▶ [Data for the task]
-=-=-

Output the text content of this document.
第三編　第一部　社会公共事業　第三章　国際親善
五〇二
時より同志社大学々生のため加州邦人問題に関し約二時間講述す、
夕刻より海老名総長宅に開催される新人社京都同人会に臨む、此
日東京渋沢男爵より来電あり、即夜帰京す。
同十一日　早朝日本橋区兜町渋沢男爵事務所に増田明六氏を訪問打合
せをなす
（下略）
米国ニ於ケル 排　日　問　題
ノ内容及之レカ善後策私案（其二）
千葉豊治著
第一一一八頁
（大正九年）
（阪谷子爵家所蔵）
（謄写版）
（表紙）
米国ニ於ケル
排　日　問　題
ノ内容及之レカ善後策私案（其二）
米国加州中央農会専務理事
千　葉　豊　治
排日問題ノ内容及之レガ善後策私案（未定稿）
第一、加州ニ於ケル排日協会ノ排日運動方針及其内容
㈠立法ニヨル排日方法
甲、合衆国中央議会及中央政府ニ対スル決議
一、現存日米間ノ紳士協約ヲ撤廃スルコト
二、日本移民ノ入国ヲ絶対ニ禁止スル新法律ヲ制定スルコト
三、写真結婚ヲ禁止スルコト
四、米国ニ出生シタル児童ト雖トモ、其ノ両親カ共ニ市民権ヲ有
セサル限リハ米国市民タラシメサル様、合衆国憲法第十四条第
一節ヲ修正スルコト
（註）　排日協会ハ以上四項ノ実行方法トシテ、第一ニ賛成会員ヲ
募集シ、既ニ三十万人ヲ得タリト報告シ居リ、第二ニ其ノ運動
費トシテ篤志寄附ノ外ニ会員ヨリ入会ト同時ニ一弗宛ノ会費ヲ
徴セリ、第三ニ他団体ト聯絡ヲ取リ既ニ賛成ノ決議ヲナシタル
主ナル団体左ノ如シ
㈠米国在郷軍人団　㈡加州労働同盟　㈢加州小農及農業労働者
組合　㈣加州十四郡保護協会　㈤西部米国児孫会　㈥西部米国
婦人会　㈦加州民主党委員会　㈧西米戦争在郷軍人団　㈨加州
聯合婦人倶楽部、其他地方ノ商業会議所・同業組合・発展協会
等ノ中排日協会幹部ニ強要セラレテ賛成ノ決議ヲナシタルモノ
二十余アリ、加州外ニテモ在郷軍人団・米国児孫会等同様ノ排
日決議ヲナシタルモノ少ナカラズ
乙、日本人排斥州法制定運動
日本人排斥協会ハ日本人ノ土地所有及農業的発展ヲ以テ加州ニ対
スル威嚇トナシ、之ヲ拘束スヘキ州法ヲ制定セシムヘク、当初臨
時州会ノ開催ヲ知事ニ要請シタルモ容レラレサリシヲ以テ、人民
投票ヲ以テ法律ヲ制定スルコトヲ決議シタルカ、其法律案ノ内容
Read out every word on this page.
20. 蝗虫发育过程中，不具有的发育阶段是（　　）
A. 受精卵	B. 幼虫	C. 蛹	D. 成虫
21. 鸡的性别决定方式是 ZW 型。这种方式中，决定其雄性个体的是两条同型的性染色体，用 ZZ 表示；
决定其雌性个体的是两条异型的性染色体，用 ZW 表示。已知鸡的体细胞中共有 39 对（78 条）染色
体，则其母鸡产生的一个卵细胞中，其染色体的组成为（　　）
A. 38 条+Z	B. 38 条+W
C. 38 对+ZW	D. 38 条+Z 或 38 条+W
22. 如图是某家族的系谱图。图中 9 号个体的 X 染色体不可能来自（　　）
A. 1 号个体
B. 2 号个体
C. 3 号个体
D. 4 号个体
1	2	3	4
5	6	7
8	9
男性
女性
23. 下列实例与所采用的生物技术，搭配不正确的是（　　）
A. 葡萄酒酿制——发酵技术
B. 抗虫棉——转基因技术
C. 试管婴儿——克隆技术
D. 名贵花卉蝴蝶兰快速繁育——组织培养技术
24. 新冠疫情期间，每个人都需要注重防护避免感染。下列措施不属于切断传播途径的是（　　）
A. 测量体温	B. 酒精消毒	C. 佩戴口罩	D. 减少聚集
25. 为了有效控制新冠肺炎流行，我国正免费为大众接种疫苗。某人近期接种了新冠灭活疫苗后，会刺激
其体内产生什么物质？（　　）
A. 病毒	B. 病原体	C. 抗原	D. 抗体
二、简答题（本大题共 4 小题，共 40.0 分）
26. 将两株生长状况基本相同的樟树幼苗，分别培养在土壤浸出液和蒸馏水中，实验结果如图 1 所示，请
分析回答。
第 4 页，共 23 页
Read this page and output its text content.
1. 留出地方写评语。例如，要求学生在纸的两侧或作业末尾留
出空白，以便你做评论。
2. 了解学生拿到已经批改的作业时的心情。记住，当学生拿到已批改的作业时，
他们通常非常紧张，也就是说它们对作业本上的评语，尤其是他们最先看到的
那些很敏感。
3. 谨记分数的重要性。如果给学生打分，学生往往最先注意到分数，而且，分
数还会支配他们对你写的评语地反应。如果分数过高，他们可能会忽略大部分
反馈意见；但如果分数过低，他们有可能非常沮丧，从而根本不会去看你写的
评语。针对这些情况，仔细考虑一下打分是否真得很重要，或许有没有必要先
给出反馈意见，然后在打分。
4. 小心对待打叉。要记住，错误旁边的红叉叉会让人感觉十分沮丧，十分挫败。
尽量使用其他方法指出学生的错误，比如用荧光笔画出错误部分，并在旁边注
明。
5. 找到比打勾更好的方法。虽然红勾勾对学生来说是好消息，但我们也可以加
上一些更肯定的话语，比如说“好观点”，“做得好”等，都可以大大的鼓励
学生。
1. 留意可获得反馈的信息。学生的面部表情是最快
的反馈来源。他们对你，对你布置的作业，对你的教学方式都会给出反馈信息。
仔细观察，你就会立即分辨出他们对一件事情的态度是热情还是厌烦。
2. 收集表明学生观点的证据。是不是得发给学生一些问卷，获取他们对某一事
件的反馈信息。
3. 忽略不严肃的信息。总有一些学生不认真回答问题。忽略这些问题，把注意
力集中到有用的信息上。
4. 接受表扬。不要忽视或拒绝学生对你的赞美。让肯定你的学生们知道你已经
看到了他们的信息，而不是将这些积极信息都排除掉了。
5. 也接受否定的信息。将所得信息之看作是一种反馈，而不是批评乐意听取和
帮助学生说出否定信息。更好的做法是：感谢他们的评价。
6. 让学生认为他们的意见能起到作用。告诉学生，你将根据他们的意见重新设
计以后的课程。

-=-=-

▶ [Problem statement] Extract each line from the listing that holds the word "this".

▶ [Solved problem]
Output the text content of this document.
Read out every word on this page.
Read this page and output its text content.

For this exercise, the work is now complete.